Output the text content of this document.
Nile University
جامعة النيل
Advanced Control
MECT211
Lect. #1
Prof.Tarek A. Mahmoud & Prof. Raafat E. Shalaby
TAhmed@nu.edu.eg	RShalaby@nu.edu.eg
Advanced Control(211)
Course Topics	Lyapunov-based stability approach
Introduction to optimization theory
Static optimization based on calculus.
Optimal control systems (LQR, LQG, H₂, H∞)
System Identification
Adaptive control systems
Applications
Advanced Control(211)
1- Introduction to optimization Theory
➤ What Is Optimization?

**Task description**
Extract every line above containing the word "Introduction".

**Problem solution**
Introduction to optimization theory
1- Introduction to optimization Theory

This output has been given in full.